Go through the entries and count the lines with the string "各区均值" in them. Give only that number.

◆ **DATA SECTION**
┄┄┄┄┄┄┄┄┄┄┄┄┄┄┄┄┄┄┄┄
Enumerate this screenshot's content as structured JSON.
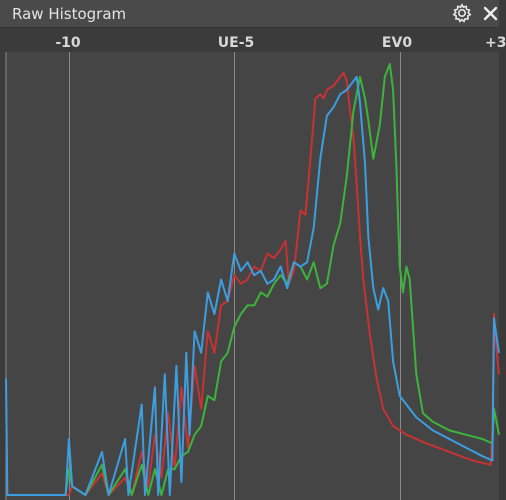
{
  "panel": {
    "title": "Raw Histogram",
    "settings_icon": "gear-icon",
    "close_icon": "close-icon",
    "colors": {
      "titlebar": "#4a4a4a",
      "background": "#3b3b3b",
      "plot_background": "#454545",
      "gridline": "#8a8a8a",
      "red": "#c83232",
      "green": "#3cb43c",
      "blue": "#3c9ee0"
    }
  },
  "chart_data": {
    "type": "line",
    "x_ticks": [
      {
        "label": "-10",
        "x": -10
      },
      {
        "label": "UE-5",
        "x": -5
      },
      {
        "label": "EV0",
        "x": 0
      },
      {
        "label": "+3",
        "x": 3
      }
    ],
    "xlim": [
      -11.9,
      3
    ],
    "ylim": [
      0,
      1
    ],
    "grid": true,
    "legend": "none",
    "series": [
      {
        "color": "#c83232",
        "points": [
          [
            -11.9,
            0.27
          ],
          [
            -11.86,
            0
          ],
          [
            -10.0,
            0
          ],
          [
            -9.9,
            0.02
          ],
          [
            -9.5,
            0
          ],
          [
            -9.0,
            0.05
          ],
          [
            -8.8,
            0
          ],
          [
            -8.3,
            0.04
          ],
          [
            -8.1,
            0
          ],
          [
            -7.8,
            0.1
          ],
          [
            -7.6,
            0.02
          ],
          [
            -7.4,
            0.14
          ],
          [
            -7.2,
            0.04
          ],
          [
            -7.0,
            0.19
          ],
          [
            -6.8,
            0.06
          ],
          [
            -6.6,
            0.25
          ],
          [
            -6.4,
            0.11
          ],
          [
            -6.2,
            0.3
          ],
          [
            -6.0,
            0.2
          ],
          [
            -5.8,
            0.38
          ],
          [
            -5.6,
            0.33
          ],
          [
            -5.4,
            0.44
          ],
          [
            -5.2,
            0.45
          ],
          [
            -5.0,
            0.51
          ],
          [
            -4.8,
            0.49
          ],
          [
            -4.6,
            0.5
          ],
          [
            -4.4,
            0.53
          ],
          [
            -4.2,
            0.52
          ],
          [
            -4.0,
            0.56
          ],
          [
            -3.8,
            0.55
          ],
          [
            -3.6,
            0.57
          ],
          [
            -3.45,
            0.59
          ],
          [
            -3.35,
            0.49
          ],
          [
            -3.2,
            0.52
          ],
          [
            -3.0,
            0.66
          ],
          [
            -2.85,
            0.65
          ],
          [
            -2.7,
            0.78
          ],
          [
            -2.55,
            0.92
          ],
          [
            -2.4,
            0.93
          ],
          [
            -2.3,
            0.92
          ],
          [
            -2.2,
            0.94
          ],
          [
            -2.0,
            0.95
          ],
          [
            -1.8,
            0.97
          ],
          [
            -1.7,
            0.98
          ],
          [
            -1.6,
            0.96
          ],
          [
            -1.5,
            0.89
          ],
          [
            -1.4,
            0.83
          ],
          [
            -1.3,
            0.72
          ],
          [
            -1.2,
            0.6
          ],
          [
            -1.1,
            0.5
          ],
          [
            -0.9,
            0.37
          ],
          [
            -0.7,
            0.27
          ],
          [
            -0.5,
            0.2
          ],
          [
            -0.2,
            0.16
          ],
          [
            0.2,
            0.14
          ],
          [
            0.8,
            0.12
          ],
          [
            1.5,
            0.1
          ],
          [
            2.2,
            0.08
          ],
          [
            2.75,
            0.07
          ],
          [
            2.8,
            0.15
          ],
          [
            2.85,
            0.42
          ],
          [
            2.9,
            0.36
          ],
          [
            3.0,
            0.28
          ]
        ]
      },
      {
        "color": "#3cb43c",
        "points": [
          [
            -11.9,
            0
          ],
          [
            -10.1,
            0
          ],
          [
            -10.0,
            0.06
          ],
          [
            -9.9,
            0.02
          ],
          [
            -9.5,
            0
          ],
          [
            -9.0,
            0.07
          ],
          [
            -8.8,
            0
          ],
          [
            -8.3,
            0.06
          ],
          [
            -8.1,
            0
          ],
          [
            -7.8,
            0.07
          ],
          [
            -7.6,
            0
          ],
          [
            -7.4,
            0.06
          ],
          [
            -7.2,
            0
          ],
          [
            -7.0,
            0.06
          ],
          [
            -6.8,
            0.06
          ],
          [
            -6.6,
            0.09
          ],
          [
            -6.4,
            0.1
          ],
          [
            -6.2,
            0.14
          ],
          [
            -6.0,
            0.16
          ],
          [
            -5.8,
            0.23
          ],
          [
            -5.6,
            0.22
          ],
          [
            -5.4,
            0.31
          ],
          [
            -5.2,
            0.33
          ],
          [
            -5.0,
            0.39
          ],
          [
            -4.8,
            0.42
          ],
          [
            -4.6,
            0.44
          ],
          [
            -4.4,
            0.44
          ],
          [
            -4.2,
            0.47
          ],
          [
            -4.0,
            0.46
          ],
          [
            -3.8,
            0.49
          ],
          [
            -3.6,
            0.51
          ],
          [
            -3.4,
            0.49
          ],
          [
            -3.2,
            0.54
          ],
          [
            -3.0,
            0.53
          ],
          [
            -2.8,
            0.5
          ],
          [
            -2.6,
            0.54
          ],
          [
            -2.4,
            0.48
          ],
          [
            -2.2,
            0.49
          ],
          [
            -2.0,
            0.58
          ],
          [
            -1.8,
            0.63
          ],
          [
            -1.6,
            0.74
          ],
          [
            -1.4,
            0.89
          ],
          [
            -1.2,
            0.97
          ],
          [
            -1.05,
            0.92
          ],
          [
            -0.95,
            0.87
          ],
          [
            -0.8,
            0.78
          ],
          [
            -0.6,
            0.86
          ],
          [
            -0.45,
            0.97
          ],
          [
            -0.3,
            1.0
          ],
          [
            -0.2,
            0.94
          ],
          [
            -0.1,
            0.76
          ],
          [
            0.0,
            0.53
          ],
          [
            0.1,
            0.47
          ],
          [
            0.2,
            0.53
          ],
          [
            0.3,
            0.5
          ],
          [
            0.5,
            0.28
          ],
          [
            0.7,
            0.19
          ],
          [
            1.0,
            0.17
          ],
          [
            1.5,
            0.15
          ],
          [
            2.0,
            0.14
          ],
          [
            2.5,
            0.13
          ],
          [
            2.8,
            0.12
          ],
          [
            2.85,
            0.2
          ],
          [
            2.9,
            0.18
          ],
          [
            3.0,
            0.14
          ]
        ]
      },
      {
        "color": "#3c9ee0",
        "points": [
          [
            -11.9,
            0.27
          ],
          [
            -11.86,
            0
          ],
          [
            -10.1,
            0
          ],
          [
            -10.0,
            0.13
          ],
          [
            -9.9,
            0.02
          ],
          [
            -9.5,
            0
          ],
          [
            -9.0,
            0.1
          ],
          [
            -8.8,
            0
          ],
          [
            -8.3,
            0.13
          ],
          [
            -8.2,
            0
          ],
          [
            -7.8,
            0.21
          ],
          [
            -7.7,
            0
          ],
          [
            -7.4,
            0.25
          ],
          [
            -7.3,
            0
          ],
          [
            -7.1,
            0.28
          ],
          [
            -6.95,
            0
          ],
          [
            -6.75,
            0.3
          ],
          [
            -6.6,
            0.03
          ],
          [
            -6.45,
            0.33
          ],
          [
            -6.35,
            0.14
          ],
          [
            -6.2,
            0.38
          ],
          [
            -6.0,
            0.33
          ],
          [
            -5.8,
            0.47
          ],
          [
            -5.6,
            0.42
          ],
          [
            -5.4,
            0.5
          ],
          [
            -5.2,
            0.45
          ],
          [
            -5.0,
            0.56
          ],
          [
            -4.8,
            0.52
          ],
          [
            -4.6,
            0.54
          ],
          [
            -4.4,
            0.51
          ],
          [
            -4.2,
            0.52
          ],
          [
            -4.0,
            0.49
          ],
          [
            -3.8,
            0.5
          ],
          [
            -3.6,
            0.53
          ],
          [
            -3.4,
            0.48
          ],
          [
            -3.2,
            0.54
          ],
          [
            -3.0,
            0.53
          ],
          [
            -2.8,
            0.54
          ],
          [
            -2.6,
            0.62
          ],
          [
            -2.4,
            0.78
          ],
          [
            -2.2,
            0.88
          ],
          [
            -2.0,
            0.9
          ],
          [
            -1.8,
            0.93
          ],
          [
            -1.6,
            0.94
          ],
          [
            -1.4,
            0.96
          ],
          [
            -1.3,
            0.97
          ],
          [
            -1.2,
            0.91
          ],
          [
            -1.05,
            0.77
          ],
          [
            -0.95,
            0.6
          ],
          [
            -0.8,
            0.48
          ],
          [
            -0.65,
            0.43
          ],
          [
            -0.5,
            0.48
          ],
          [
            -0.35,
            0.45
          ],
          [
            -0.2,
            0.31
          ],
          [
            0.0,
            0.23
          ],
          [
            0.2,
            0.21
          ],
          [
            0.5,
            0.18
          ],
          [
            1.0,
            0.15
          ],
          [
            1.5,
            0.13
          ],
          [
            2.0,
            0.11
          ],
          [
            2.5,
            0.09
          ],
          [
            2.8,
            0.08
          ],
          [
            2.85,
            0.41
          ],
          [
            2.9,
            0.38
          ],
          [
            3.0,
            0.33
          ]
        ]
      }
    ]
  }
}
┄┄┄┄┄┄┄┄┄┄┄┄┄┄┄┄┄┄┄┄
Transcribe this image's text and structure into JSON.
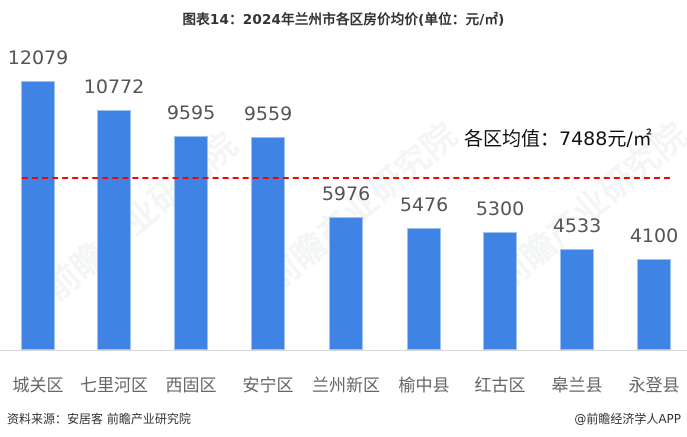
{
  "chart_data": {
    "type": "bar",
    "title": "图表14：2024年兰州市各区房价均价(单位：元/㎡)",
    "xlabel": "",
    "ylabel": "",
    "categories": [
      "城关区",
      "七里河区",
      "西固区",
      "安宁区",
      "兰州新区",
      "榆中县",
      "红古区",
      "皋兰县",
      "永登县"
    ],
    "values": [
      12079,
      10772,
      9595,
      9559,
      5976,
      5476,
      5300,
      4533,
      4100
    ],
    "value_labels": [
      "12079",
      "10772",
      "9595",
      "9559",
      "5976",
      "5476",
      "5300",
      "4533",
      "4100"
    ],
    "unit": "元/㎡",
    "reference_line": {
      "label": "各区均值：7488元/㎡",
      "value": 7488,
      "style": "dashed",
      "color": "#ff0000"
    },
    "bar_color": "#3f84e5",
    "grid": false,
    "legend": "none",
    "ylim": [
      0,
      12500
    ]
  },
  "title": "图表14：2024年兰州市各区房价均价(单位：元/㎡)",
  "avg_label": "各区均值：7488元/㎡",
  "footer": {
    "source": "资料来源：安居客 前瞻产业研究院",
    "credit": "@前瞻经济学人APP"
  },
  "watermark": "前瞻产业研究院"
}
┄┄┄┄┄┄┄┄┄┄┄┄┄┄┄┄┄┄┄┄
◆ **ANSWER TO THE PROBLEM**
2